PROBLEM TO SOLVE: Using the data beneath, show every line that includes the word "this".

DATA SUPPLIED:
________________

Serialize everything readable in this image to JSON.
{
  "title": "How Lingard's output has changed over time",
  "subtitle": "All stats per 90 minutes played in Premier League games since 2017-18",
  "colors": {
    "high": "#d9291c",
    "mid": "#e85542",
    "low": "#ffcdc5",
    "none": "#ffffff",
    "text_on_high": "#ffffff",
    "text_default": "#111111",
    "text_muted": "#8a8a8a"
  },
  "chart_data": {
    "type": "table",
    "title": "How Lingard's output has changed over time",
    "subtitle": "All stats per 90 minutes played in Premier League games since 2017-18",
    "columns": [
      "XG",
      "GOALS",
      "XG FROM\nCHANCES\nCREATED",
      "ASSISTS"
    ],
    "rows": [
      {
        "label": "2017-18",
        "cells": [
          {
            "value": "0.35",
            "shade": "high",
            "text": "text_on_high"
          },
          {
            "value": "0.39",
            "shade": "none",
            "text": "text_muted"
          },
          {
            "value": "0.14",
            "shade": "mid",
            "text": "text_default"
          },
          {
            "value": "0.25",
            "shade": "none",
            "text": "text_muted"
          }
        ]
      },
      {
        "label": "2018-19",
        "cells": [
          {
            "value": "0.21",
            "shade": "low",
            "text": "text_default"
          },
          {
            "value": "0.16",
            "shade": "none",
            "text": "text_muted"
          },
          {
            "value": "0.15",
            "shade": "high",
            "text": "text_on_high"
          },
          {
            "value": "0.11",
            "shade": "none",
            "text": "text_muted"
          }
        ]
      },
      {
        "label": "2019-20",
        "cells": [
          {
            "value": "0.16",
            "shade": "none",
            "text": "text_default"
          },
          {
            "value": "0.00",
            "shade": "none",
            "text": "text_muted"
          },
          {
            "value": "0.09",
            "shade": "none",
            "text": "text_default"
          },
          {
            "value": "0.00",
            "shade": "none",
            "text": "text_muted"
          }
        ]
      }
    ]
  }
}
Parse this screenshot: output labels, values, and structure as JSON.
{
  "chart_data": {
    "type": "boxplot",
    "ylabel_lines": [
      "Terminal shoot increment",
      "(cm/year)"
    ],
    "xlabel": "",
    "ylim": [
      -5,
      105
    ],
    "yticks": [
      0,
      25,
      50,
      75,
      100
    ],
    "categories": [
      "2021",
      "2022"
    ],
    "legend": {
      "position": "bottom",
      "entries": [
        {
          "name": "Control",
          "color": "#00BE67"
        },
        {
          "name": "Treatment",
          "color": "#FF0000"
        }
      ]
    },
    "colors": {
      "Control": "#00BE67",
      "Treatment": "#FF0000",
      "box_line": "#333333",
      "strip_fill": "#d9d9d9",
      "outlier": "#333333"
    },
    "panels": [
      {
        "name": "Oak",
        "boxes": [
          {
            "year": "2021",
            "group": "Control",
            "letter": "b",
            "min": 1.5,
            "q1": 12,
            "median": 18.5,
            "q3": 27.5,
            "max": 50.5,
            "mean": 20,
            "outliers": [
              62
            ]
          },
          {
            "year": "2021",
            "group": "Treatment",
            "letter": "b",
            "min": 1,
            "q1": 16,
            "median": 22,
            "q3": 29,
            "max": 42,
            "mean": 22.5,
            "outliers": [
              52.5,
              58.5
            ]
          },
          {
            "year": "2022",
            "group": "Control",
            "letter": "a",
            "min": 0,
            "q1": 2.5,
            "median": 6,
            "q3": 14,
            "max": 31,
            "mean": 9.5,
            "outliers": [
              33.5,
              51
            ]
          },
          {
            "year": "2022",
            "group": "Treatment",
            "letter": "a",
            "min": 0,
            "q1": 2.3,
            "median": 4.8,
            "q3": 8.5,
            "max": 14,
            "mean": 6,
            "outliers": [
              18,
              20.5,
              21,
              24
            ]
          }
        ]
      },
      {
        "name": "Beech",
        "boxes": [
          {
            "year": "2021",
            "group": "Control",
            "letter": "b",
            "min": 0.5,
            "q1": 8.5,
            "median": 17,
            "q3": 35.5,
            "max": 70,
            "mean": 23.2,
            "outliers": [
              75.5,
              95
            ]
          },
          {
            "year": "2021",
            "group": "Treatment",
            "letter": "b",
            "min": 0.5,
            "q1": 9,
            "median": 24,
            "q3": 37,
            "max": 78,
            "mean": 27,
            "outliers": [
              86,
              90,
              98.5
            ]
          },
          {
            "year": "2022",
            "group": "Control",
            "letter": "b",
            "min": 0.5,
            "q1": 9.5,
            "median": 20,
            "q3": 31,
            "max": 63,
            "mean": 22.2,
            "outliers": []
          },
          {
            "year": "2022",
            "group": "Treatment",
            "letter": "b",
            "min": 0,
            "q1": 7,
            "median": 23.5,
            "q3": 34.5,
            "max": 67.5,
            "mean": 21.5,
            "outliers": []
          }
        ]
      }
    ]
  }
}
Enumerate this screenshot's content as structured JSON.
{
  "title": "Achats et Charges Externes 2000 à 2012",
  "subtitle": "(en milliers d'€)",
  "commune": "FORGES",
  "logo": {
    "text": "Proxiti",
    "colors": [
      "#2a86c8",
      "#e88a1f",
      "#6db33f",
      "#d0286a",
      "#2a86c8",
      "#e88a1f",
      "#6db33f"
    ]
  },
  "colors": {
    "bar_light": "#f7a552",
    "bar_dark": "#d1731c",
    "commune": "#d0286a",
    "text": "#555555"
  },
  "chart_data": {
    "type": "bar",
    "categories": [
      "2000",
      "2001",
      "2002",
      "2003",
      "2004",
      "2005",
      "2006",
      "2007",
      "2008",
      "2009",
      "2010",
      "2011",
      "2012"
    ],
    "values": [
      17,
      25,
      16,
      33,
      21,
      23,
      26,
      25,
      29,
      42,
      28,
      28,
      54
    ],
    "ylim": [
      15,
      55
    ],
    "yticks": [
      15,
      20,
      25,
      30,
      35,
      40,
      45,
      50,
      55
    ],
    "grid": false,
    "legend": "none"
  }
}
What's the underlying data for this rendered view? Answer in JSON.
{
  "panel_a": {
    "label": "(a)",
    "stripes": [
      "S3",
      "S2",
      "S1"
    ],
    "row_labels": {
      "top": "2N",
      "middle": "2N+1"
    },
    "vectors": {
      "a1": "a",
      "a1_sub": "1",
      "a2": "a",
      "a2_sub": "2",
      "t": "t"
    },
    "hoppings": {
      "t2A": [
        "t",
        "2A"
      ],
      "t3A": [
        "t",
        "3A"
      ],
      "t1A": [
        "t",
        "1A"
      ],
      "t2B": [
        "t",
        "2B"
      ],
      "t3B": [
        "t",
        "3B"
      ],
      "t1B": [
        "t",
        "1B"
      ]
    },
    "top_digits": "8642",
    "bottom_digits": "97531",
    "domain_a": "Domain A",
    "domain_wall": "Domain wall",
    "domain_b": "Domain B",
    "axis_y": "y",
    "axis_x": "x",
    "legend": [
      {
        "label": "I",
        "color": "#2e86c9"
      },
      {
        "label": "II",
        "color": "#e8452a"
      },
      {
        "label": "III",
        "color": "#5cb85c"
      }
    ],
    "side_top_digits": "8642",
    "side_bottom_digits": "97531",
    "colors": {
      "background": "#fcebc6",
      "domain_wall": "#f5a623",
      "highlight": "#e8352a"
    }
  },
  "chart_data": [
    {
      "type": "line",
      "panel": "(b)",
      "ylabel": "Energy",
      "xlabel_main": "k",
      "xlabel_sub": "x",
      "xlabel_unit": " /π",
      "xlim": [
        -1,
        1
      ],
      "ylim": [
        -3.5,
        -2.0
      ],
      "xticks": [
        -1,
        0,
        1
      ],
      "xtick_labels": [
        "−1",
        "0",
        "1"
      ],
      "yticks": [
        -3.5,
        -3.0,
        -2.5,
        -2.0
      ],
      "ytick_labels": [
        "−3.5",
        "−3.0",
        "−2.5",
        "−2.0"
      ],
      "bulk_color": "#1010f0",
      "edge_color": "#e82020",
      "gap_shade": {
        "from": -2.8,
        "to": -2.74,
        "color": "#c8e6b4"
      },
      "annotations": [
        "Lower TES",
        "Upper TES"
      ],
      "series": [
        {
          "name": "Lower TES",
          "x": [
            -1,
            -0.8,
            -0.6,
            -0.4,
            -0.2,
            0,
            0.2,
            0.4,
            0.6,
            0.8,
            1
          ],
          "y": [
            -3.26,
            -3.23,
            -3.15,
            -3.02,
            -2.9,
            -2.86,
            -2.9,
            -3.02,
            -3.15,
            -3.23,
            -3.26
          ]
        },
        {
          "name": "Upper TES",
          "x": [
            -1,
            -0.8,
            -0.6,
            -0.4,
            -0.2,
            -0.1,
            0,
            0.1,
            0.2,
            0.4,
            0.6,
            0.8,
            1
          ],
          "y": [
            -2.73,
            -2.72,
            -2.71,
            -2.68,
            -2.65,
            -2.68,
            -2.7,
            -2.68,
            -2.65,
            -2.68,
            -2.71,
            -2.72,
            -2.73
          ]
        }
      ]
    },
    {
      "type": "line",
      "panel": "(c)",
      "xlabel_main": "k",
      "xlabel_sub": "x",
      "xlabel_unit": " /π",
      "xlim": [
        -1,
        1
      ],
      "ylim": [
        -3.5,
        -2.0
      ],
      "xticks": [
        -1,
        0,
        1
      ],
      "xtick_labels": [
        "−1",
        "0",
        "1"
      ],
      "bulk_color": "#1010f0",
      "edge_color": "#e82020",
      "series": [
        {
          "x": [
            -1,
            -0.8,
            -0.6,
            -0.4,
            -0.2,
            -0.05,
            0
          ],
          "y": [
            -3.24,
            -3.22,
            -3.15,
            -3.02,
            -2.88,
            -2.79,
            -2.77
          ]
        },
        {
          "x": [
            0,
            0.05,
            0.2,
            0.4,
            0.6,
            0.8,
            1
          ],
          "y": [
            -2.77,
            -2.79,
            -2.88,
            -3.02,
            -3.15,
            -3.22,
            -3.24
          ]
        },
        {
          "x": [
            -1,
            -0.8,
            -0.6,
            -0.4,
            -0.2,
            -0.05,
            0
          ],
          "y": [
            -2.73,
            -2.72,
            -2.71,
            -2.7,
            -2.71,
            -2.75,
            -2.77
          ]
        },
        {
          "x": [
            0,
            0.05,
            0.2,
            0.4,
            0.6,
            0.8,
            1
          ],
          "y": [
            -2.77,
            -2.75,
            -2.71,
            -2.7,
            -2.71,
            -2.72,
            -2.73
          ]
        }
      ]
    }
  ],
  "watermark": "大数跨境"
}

________________

EXERCISE OUTPUT:
Serialize everything readable in this image to JSON.
Parse this screenshot: output labels, values, and structure as JSON.
Enumerate this screenshot's content as structured JSON.
What's the underlying data for this rendered view? Answer in JSON.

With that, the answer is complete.